■ WHAT YOU SHOULD DO
Look through the lines below and extract each one that contains "nkuukautta".

■ DATA RECORDS

━━━

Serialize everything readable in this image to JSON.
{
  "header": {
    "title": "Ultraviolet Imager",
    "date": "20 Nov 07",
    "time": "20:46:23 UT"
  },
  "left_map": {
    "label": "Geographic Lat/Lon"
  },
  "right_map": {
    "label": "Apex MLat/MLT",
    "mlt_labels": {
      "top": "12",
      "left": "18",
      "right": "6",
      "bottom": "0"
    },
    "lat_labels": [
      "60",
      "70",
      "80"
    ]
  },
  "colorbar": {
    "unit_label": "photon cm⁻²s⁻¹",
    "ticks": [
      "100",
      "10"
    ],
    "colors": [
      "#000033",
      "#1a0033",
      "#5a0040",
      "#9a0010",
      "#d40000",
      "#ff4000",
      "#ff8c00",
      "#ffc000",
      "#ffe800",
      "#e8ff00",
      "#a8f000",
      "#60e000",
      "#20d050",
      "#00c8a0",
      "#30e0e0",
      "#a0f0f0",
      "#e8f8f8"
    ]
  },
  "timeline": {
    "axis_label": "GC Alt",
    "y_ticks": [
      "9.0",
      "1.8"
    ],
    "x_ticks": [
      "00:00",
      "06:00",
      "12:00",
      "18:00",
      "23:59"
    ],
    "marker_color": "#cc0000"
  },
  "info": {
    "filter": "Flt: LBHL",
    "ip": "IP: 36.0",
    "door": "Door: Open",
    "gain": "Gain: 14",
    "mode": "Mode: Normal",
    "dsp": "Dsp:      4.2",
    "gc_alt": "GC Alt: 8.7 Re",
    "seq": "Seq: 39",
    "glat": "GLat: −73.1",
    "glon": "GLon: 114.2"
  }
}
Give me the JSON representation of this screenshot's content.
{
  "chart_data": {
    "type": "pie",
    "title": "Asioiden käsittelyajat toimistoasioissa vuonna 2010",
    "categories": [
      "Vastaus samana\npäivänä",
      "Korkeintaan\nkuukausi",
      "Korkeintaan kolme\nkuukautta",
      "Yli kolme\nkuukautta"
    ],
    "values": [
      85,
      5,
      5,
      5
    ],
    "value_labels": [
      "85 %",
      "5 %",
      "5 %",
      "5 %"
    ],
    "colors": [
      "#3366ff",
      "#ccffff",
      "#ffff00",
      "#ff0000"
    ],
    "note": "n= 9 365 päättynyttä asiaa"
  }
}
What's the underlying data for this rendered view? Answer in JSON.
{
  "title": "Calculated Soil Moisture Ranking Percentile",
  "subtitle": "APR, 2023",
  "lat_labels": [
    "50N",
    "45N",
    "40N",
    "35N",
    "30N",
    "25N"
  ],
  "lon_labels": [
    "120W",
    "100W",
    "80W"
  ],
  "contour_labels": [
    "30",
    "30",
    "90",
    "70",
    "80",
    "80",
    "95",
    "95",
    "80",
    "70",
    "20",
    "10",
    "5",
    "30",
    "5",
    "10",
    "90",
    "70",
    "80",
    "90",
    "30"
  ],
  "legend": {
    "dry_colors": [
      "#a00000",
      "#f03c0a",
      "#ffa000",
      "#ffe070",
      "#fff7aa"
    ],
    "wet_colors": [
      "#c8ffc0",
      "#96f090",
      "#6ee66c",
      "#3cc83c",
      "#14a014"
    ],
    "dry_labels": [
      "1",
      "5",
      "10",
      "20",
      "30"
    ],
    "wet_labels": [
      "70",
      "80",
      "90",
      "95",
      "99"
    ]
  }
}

━━━

■ OUTPUT OF THE TASK
      "Korkeintaan kolme\nkuukautta",
      "Yli kolme\nkuukautta"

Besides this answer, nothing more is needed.